### Record excerpts ###

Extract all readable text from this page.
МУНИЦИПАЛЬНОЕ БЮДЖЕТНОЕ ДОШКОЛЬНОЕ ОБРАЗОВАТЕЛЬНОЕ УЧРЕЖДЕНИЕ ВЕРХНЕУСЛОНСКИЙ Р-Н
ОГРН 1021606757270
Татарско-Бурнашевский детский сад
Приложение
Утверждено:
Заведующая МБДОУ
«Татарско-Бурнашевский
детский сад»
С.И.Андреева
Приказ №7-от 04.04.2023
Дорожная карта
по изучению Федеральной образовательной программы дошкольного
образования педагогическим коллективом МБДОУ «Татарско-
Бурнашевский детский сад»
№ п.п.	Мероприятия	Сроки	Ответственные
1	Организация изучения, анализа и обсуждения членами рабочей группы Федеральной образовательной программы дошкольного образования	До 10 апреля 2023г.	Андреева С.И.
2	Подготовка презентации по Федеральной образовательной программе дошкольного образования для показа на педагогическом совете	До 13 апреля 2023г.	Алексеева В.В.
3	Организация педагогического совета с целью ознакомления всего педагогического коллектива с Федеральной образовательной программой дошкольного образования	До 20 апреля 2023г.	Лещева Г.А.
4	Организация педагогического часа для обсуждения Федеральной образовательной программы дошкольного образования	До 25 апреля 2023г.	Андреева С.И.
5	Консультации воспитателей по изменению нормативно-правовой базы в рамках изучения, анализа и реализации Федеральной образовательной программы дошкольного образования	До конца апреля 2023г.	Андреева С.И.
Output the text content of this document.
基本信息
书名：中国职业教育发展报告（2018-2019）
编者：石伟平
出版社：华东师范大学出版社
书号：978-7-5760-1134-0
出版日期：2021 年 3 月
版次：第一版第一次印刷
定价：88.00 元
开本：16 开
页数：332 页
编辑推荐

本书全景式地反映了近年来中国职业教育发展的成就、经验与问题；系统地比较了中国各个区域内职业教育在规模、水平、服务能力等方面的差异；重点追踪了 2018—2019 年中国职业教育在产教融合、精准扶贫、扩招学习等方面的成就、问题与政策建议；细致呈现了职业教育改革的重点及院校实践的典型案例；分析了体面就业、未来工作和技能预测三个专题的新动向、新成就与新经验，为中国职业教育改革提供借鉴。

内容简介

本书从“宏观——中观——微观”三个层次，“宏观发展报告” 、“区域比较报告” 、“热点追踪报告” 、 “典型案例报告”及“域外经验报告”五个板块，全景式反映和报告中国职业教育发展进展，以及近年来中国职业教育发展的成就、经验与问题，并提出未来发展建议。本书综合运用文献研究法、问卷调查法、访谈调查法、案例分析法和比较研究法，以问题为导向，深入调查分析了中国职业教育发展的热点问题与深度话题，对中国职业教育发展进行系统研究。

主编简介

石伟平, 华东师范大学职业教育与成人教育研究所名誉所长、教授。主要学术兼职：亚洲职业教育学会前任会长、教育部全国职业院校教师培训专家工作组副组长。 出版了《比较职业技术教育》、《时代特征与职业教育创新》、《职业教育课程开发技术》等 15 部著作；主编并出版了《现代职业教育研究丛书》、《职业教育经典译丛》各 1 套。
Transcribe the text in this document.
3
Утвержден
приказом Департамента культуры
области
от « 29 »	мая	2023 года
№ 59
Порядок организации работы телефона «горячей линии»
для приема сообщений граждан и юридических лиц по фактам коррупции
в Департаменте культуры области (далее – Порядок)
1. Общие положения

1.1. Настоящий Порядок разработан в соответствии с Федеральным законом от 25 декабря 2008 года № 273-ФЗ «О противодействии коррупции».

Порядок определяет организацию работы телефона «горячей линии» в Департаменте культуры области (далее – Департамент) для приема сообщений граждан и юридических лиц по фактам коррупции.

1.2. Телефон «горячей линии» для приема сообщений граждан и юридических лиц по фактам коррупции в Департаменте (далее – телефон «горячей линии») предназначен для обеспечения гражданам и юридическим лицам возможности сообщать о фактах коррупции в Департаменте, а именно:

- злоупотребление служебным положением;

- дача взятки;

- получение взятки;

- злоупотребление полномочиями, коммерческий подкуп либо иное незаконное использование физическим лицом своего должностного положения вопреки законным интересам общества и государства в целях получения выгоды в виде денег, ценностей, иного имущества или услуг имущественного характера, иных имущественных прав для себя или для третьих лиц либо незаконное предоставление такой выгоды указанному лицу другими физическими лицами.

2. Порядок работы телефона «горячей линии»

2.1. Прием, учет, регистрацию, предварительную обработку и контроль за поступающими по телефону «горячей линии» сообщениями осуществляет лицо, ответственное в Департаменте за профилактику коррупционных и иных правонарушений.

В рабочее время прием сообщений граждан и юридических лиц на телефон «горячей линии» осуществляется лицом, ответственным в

###

Give all the records again. Match them exactly.

Completed task:
Extract all readable text from this page.
МУНИЦИПАЛЬНОЕ БЮДЖЕТНОЕ ДОШКОЛЬНОЕ ОБРАЗОВАТЕЛЬНОЕ УЧРЕЖДЕНИЕ ВЕРХНЕУСЛОНСКИЙ Р-Н
ОГРН 1021606757270
Татарско-Бурнашевский детский сад
Приложение
Утверждено:
Заведующая МБДОУ
«Татарско-Бурнашевский
детский сад»
С.И.Андреева
Приказ №7-от 04.04.2023
Дорожная карта
по изучению Федеральной образовательной программы дошкольного
образования педагогическим коллективом МБДОУ «Татарско-
Бурнашевский детский сад»
№ п.п.	Мероприятия	Сроки	Ответственные
1	Организация изучения, анализа и обсуждения членами рабочей группы Федеральной образовательной программы дошкольного образования	До 10 апреля 2023г.	Андреева С.И.
2	Подготовка презентации по Федеральной образовательной программе дошкольного образования для показа на педагогическом совете	До 13 апреля 2023г.	Алексеева В.В.
3	Организация педагогического совета с целью ознакомления всего педагогического коллектива с Федеральной образовательной программой дошкольного образования	До 20 апреля 2023г.	Лещева Г.А.
4	Организация педагогического часа для обсуждения Федеральной образовательной программы дошкольного образования	До 25 апреля 2023г.	Андреева С.И.
5	Консультации воспитателей по изменению нормативно-правовой базы в рамках изучения, анализа и реализации Федеральной образовательной программы дошкольного образования	До конца апреля 2023г.	Андреева С.И.
Output the text content of this document.
基本信息
书名：中国职业教育发展报告（2018-2019）
编者：石伟平
出版社：华东师范大学出版社
书号：978-7-5760-1134-0
出版日期：2021 年 3 月
版次：第一版第一次印刷
定价：88.00 元
开本：16 开
页数：332 页
编辑推荐

本书全景式地反映了近年来中国职业教育发展的成就、经验与问题；系统地比较了中国各个区域内职业教育在规模、水平、服务能力等方面的差异；重点追踪了 2018—2019 年中国职业教育在产教融合、精准扶贫、扩招学习等方面的成就、问题与政策建议；细致呈现了职业教育改革的重点及院校实践的典型案例；分析了体面就业、未来工作和技能预测三个专题的新动向、新成就与新经验，为中国职业教育改革提供借鉴。

内容简介

本书从“宏观——中观——微观”三个层次，“宏观发展报告” 、“区域比较报告” 、“热点追踪报告” 、 “典型案例报告”及“域外经验报告”五个板块，全景式反映和报告中国职业教育发展进展，以及近年来中国职业教育发展的成就、经验与问题，并提出未来发展建议。本书综合运用文献研究法、问卷调查法、访谈调查法、案例分析法和比较研究法，以问题为导向，深入调查分析了中国职业教育发展的热点问题与深度话题，对中国职业教育发展进行系统研究。

主编简介

石伟平, 华东师范大学职业教育与成人教育研究所名誉所长、教授。主要学术兼职：亚洲职业教育学会前任会长、教育部全国职业院校教师培训专家工作组副组长。 出版了《比较职业技术教育》、《时代特征与职业教育创新》、《职业教育课程开发技术》等 15 部著作；主编并出版了《现代职业教育研究丛书》、《职业教育经典译丛》各 1 套。
Transcribe the text in this document.
3
Утвержден
приказом Департамента культуры
области
от « 29 »	мая	2023 года
№ 59
Порядок организации работы телефона «горячей линии»
для приема сообщений граждан и юридических лиц по фактам коррупции
в Департаменте культуры области (далее – Порядок)
1. Общие положения

1.1. Настоящий Порядок разработан в соответствии с Федеральным законом от 25 декабря 2008 года № 273-ФЗ «О противодействии коррупции».

Порядок определяет организацию работы телефона «горячей линии» в Департаменте культуры области (далее – Департамент) для приема сообщений граждан и юридических лиц по фактам коррупции.

1.2. Телефон «горячей линии» для приема сообщений граждан и юридических лиц по фактам коррупции в Департаменте (далее – телефон «горячей линии») предназначен для обеспечения гражданам и юридическим лицам возможности сообщать о фактах коррупции в Департаменте, а именно:

- злоупотребление служебным положением;

- дача взятки;

- получение взятки;

- злоупотребление полномочиями, коммерческий подкуп либо иное незаконное использование физическим лицом своего должностного положения вопреки законным интересам общества и государства в целях получения выгоды в виде денег, ценностей, иного имущества или услуг имущественного характера, иных имущественных прав для себя или для третьих лиц либо незаконное предоставление такой выгоды указанному лицу другими физическими лицами.

2. Порядок работы телефона «горячей линии»

2.1. Прием, учет, регистрацию, предварительную обработку и контроль за поступающими по телефону «горячей линии» сообщениями осуществляет лицо, ответственное в Департаменте за профилактику коррупционных и иных правонарушений.

В рабочее время прием сообщений граждан и юридических лиц на телефон «горячей линии» осуществляется лицом, ответственным в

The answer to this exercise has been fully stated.